▶ **SUPPLIED INFORMATION**
==*==

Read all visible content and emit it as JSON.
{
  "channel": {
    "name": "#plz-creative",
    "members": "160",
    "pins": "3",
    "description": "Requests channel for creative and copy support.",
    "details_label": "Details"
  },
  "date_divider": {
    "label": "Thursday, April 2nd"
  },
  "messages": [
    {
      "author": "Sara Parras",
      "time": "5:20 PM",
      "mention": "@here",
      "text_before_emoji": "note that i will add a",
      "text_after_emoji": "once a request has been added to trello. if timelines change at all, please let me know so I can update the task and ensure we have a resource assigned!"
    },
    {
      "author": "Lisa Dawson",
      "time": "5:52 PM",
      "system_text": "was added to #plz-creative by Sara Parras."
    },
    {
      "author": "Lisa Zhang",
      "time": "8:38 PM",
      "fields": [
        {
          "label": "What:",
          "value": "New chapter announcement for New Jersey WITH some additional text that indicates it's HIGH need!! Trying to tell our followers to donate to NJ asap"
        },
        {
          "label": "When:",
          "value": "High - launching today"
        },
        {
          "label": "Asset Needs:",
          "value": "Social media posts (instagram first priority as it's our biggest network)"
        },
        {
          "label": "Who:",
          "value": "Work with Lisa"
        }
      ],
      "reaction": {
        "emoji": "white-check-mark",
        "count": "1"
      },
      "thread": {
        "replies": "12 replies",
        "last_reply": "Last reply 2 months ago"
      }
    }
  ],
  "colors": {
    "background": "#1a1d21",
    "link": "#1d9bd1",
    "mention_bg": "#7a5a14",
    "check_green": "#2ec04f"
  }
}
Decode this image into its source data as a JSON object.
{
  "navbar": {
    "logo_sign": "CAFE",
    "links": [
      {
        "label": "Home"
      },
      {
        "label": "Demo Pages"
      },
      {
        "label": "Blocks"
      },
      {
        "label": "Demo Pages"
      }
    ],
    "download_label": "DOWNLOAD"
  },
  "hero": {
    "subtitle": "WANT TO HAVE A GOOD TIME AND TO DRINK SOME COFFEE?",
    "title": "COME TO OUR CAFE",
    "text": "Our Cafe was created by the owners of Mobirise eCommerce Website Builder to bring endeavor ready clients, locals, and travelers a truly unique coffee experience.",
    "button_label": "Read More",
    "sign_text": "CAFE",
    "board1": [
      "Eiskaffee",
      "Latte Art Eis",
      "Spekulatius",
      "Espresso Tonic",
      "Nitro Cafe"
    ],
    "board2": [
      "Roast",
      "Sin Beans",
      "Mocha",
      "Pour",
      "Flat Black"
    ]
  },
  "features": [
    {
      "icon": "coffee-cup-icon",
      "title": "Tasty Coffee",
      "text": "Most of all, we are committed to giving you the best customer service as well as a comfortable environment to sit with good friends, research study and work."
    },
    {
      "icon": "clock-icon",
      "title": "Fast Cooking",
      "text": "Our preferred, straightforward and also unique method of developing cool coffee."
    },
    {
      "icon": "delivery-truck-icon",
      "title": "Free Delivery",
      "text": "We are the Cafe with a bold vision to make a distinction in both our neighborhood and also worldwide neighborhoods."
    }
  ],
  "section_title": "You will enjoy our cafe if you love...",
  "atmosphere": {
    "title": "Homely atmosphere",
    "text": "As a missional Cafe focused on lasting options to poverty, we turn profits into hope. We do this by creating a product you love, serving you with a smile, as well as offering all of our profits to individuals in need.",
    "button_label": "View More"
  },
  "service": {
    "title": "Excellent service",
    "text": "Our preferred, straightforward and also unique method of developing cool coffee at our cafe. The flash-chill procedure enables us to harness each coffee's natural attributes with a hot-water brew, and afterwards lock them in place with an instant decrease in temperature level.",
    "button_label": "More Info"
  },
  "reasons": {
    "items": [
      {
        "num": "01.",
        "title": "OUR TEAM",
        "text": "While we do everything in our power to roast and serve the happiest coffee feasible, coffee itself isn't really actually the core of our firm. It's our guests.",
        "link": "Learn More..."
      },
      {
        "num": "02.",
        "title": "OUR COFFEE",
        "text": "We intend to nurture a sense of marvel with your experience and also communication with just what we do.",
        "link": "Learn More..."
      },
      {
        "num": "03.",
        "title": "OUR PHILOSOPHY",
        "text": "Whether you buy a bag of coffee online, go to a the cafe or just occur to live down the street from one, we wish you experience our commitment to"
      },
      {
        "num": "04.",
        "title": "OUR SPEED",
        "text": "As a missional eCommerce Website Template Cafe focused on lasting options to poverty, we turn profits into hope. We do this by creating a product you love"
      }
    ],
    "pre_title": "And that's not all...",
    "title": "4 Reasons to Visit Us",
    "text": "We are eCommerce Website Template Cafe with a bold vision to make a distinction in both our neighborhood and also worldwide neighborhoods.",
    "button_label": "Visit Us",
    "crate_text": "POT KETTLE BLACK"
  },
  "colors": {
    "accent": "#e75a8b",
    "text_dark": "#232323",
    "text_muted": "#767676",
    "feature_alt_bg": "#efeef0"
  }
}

==*==

▶ **SHORT TASK**
Please give back all of the records exactly as written.

▶ **SOLUTION BELOW**
Read all visible content and emit it as JSON.
{
  "channel": {
    "name": "#plz-creative",
    "members": "160",
    "pins": "3",
    "description": "Requests channel for creative and copy support.",
    "details_label": "Details"
  },
  "date_divider": {
    "label": "Thursday, April 2nd"
  },
  "messages": [
    {
      "author": "Sara Parras",
      "time": "5:20 PM",
      "mention": "@here",
      "text_before_emoji": "note that i will add a",
      "text_after_emoji": "once a request has been added to trello. if timelines change at all, please let me know so I can update the task and ensure we have a resource assigned!"
    },
    {
      "author": "Lisa Dawson",
      "time": "5:52 PM",
      "system_text": "was added to #plz-creative by Sara Parras."
    },
    {
      "author": "Lisa Zhang",
      "time": "8:38 PM",
      "fields": [
        {
          "label": "What:",
          "value": "New chapter announcement for New Jersey WITH some additional text that indicates it's HIGH need!! Trying to tell our followers to donate to NJ asap"
        },
        {
          "label": "When:",
          "value": "High - launching today"
        },
        {
          "label": "Asset Needs:",
          "value": "Social media posts (instagram first priority as it's our biggest network)"
        },
        {
          "label": "Who:",
          "value": "Work with Lisa"
        }
      ],
      "reaction": {
        "emoji": "white-check-mark",
        "count": "1"
      },
      "thread": {
        "replies": "12 replies",
        "last_reply": "Last reply 2 months ago"
      }
    }
  ],
  "colors": {
    "background": "#1a1d21",
    "link": "#1d9bd1",
    "mention_bg": "#7a5a14",
    "check_green": "#2ec04f"
  }
}
Decode this image into its source data as a JSON object.
{
  "navbar": {
    "logo_sign": "CAFE",
    "links": [
      {
        "label": "Home"
      },
      {
        "label": "Demo Pages"
      },
      {
        "label": "Blocks"
      },
      {
        "label": "Demo Pages"
      }
    ],
    "download_label": "DOWNLOAD"
  },
  "hero": {
    "subtitle": "WANT TO HAVE A GOOD TIME AND TO DRINK SOME COFFEE?",
    "title": "COME TO OUR CAFE",
    "text": "Our Cafe was created by the owners of Mobirise eCommerce Website Builder to bring endeavor ready clients, locals, and travelers a truly unique coffee experience.",
    "button_label": "Read More",
    "sign_text": "CAFE",
    "board1": [
      "Eiskaffee",
      "Latte Art Eis",
      "Spekulatius",
      "Espresso Tonic",
      "Nitro Cafe"
    ],
    "board2": [
      "Roast",
      "Sin Beans",
      "Mocha",
      "Pour",
      "Flat Black"
    ]
  },
  "features": [
    {
      "icon": "coffee-cup-icon",
      "title": "Tasty Coffee",
      "text": "Most of all, we are committed to giving you the best customer service as well as a comfortable environment to sit with good friends, research study and work."
    },
    {
      "icon": "clock-icon",
      "title": "Fast Cooking",
      "text": "Our preferred, straightforward and also unique method of developing cool coffee."
    },
    {
      "icon": "delivery-truck-icon",
      "title": "Free Delivery",
      "text": "We are the Cafe with a bold vision to make a distinction in both our neighborhood and also worldwide neighborhoods."
    }
  ],
  "section_title": "You will enjoy our cafe if you love...",
  "atmosphere": {
    "title": "Homely atmosphere",
    "text": "As a missional Cafe focused on lasting options to poverty, we turn profits into hope. We do this by creating a product you love, serving you with a smile, as well as offering all of our profits to individuals in need.",
    "button_label": "View More"
  },
  "service": {
    "title": "Excellent service",
    "text": "Our preferred, straightforward and also unique method of developing cool coffee at our cafe. The flash-chill procedure enables us to harness each coffee's natural attributes with a hot-water brew, and afterwards lock them in place with an instant decrease in temperature level.",
    "button_label": "More Info"
  },
  "reasons": {
    "items": [
      {
        "num": "01.",
        "title": "OUR TEAM",
        "text": "While we do everything in our power to roast and serve the happiest coffee feasible, coffee itself isn't really actually the core of our firm. It's our guests.",
        "link": "Learn More..."
      },
      {
        "num": "02.",
        "title": "OUR COFFEE",
        "text": "We intend to nurture a sense of marvel with your experience and also communication with just what we do.",
        "link": "Learn More..."
      },
      {
        "num": "03.",
        "title": "OUR PHILOSOPHY",
        "text": "Whether you buy a bag of coffee online, go to a the cafe or just occur to live down the street from one, we wish you experience our commitment to"
      },
      {
        "num": "04.",
        "title": "OUR SPEED",
        "text": "As a missional eCommerce Website Template Cafe focused on lasting options to poverty, we turn profits into hope. We do this by creating a product you love"
      }
    ],
    "pre_title": "And that's not all...",
    "title": "4 Reasons to Visit Us",
    "text": "We are eCommerce Website Template Cafe with a bold vision to make a distinction in both our neighborhood and also worldwide neighborhoods.",
    "button_label": "Visit Us",
    "crate_text": "POT KETTLE BLACK"
  },
  "colors": {
    "accent": "#e75a8b",
    "text_dark": "#232323",
    "text_muted": "#767676",
    "feature_alt_bg": "#efeef0"
  }
}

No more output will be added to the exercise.